Restate the data word for word and leave the images out.

■ ■ ■ ■

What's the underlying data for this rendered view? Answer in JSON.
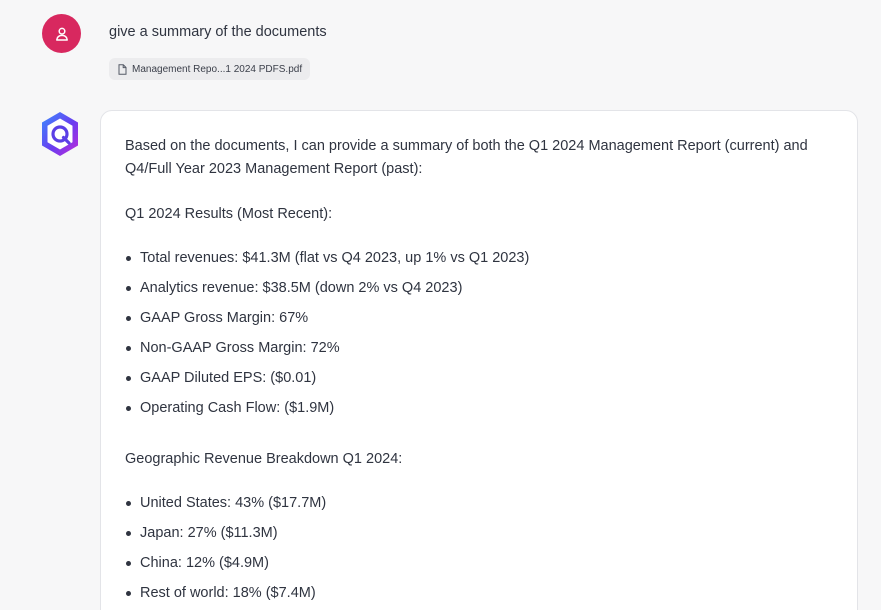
{
  "user_message": {
    "text": "give a summary of the documents",
    "attachment_name": "Management Repo...1 2024 PDFS.pdf",
    "avatar_icon": "user-icon",
    "avatar_color": "#d8285f"
  },
  "assistant_message": {
    "avatar_icon": "assistant-logo-icon",
    "intro": "Based on the documents, I can provide a summary of both the Q1 2024 Management Report (current) and Q4/Full Year 2023 Management Report (past):",
    "sections": [
      {
        "title": "Q1 2024 Results (Most Recent):",
        "items": [
          "Total revenues: $41.3M (flat vs Q4 2023, up 1% vs Q1 2023)",
          "Analytics revenue: $38.5M (down 2% vs Q4 2023)",
          "GAAP Gross Margin: 67%",
          "Non-GAAP Gross Margin: 72%",
          "GAAP Diluted EPS: ($0.01)",
          "Operating Cash Flow: ($1.9M)"
        ]
      },
      {
        "title": "Geographic Revenue Breakdown Q1 2024:",
        "items": [
          "United States: 43% ($17.7M)",
          "Japan: 27% ($11.3M)",
          "China: 12% ($4.9M)",
          "Rest of world: 18% ($7.4M)"
        ]
      }
    ]
  }
}
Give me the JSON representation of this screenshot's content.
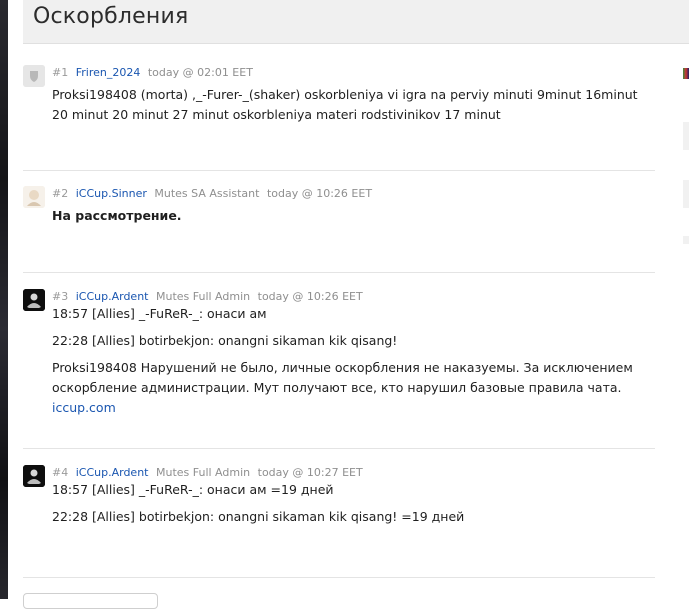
{
  "page": {
    "title": "Оскорбления"
  },
  "posts": [
    {
      "num": "#1",
      "user": "Friren_2024",
      "role": "",
      "time": "today @ 02:01 EET",
      "lines": [
        "Proksi198408 (morta) ,_-Furer-_(shaker) oskorbleniya vi igra na perviy minuti 9minut 16minut 20 minut 20 minut 27 minut oskorbleniya materi rodstivinikov 17 minut"
      ]
    },
    {
      "num": "#2",
      "user": "iCCup.Sinner",
      "role": "Mutes SA Assistant",
      "time": "today @ 10:26 EET",
      "lines": [
        "На рассмотрение."
      ]
    },
    {
      "num": "#3",
      "user": "iCCup.Ardent",
      "role": "Mutes Full Admin",
      "time": "today @ 10:26 EET",
      "lines": [
        "18:57 [Allies] _-FuReR-_: онаси ам",
        "22:28 [Allies] botirbekjon: onangni sikaman kik qisang!",
        "Proksi198408 Нарушений не было, личные оскорбления не наказуемы. За исключением оскорбление администрации. Мут получают все, кто нарушил базовые правила чата."
      ],
      "link": "iccup.com"
    },
    {
      "num": "#4",
      "user": "iCCup.Ardent",
      "role": "Mutes Full Admin",
      "time": "today @ 10:27 EET",
      "lines": [
        "18:57 [Allies] _-FuReR-_: онаси ам =19 дней",
        "22:28 [Allies] botirbekjon: onangni sikaman kik qisang! =19 дней"
      ]
    }
  ],
  "colors": {
    "link": "#1a56b0",
    "meta": "#8f8f8f",
    "header_bg": "#f0f0f0"
  }
}
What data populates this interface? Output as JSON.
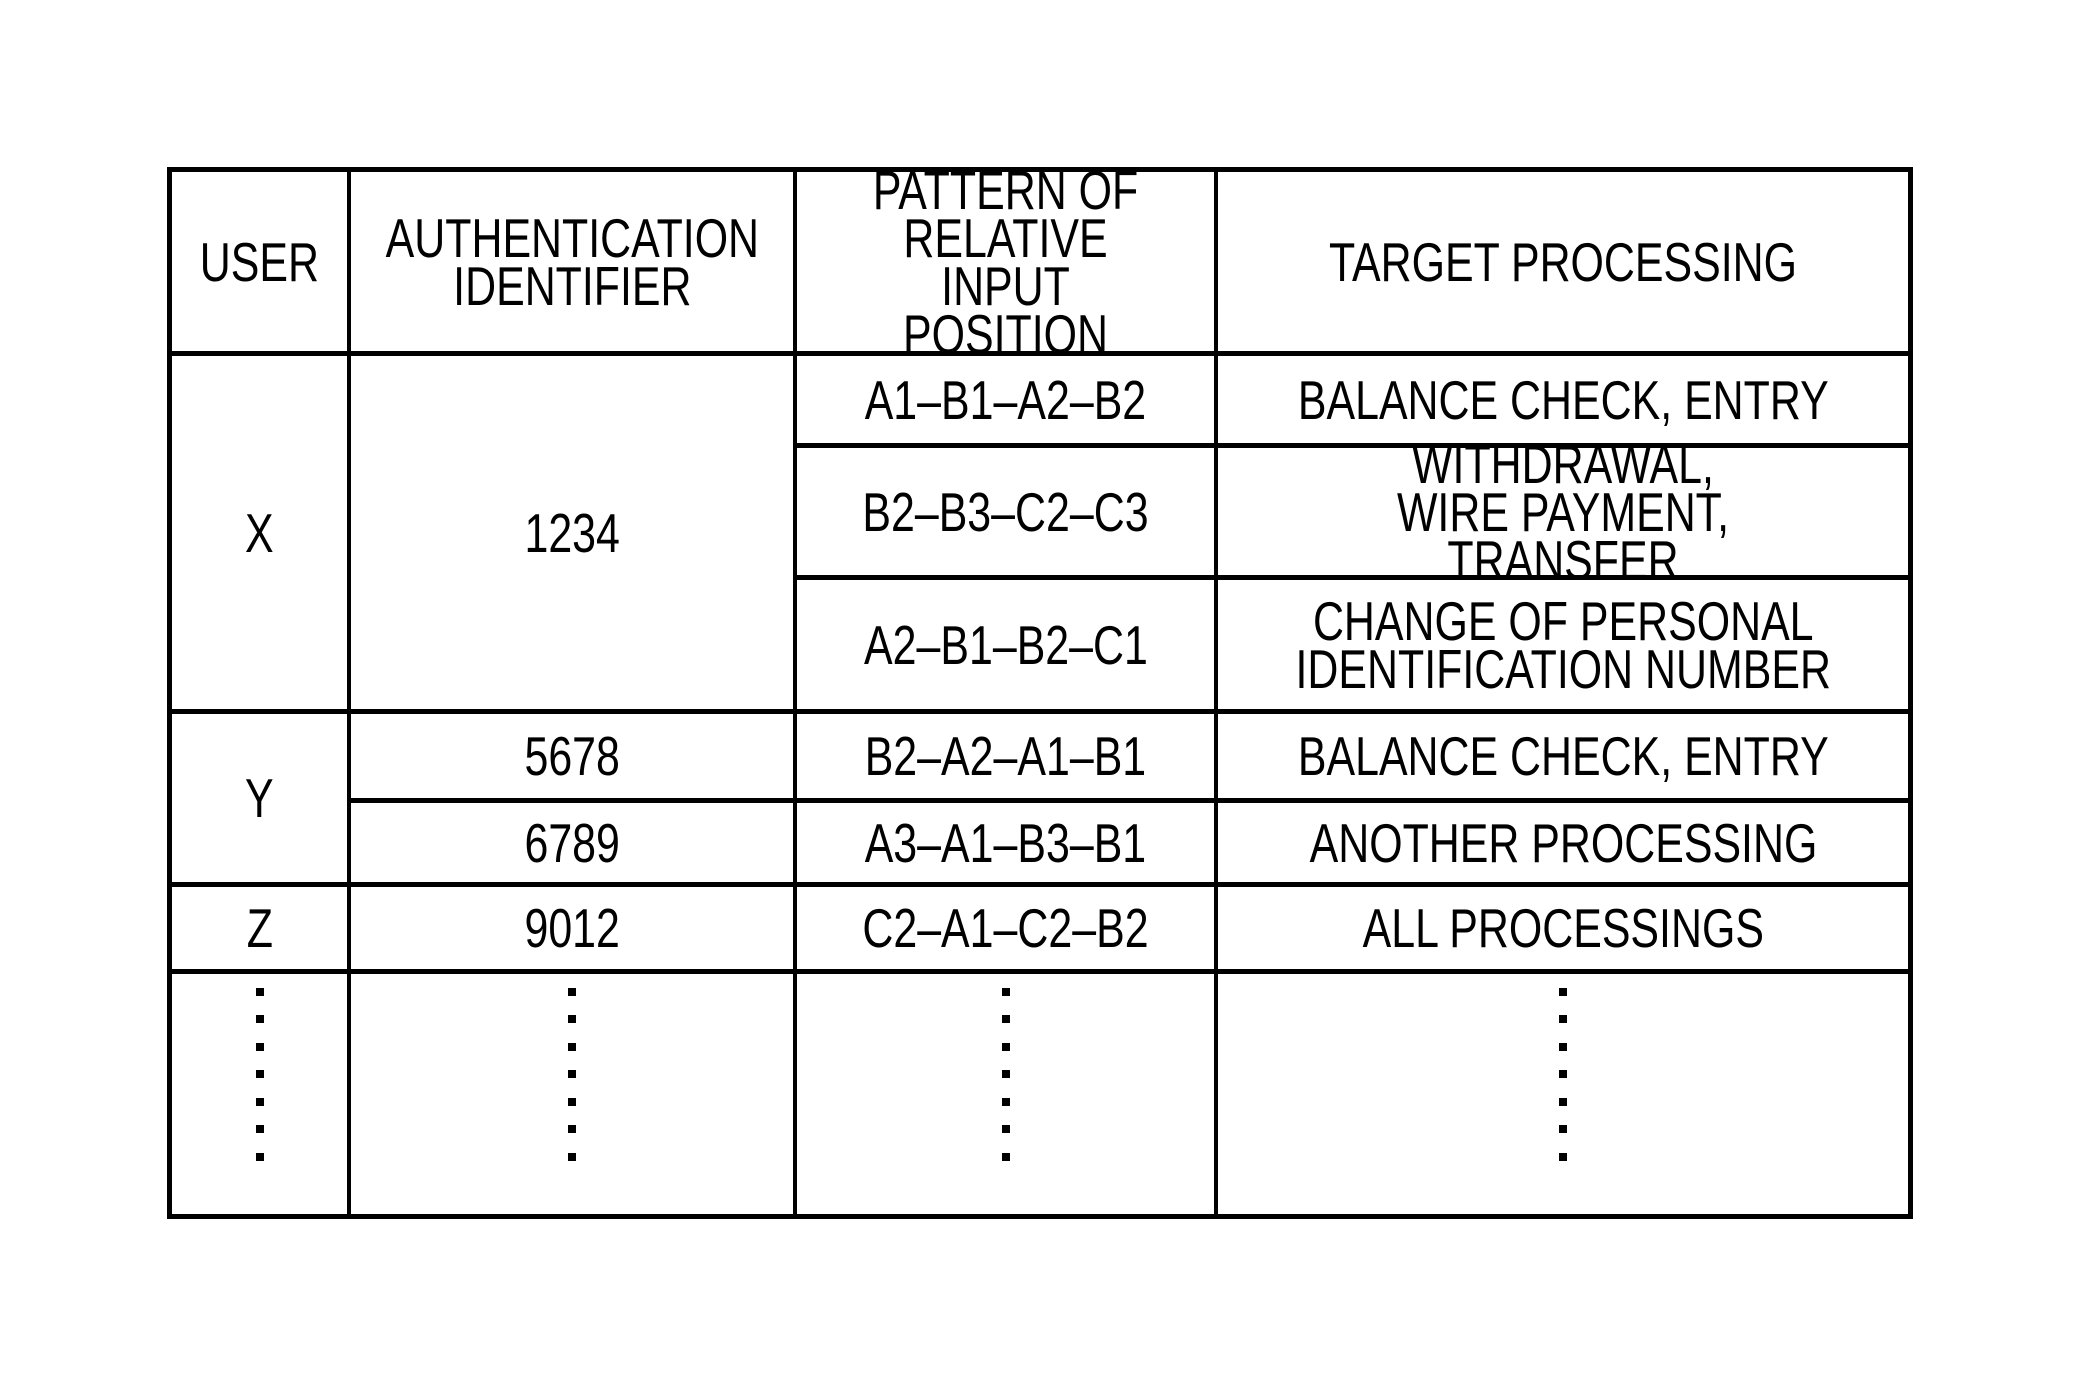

■ ■ ■ ■

Complete answer —
What's the underlying data for this rendered view? Answer in JSON.
{
  "user_message": {
    "text": "give a summary of the documents",
    "attachment_name": "Management Repo...1 2024 PDFS.pdf",
    "avatar_icon": "user-icon",
    "avatar_color": "#d8285f"
  },
  "assistant_message": {
    "avatar_icon": "assistant-logo-icon",
    "intro": "Based on the documents, I can provide a summary of both the Q1 2024 Management Report (current) and Q4/Full Year 2023 Management Report (past):",
    "sections": [
      {
        "title": "Q1 2024 Results (Most Recent):",
        "items": [
          "Total revenues: $41.3M (flat vs Q4 2023, up 1% vs Q1 2023)",
          "Analytics revenue: $38.5M (down 2% vs Q4 2023)",
          "GAAP Gross Margin: 67%",
          "Non-GAAP Gross Margin: 72%",
          "GAAP Diluted EPS: ($0.01)",
          "Operating Cash Flow: ($1.9M)"
        ]
      },
      {
        "title": "Geographic Revenue Breakdown Q1 2024:",
        "items": [
          "United States: 43% ($17.7M)",
          "Japan: 27% ($11.3M)",
          "China: 12% ($4.9M)",
          "Rest of world: 18% ($7.4M)"
        ]
      }
    ]
  }
}
Give me the JSON representation of this screenshot's content.
{
  "page": {
    "title": "Оскорбления"
  },
  "posts": [
    {
      "num": "#1",
      "user": "Friren_2024",
      "role": "",
      "time": "today @ 02:01 EET",
      "lines": [
        "Proksi198408 (morta) ,_-Furer-_(shaker) oskorbleniya vi igra na perviy minuti 9minut 16minut 20 minut 20 minut 27 minut oskorbleniya materi rodstivinikov 17 minut"
      ]
    },
    {
      "num": "#2",
      "user": "iCCup.Sinner",
      "role": "Mutes SA Assistant",
      "time": "today @ 10:26 EET",
      "lines": [
        "На рассмотрение."
      ]
    },
    {
      "num": "#3",
      "user": "iCCup.Ardent",
      "role": "Mutes Full Admin",
      "time": "today @ 10:26 EET",
      "lines": [
        "18:57 [Allies] _-FuReR-_: онаси ам",
        "22:28 [Allies] botirbekjon: onangni sikaman kik qisang!",
        "Proksi198408 Нарушений не было, личные оскорбления не наказуемы. За исключением оскорбление администрации. Мут получают все, кто нарушил базовые правила чата."
      ],
      "link": "iccup.com"
    },
    {
      "num": "#4",
      "user": "iCCup.Ardent",
      "role": "Mutes Full Admin",
      "time": "today @ 10:27 EET",
      "lines": [
        "18:57 [Allies] _-FuReR-_: онаси ам =19 дней",
        "22:28 [Allies] botirbekjon: onangni sikaman kik qisang! =19 дней"
      ]
    }
  ],
  "colors": {
    "link": "#1a56b0",
    "meta": "#8f8f8f",
    "header_bg": "#f0f0f0"
  }
}
What data populates this interface? Output as JSON.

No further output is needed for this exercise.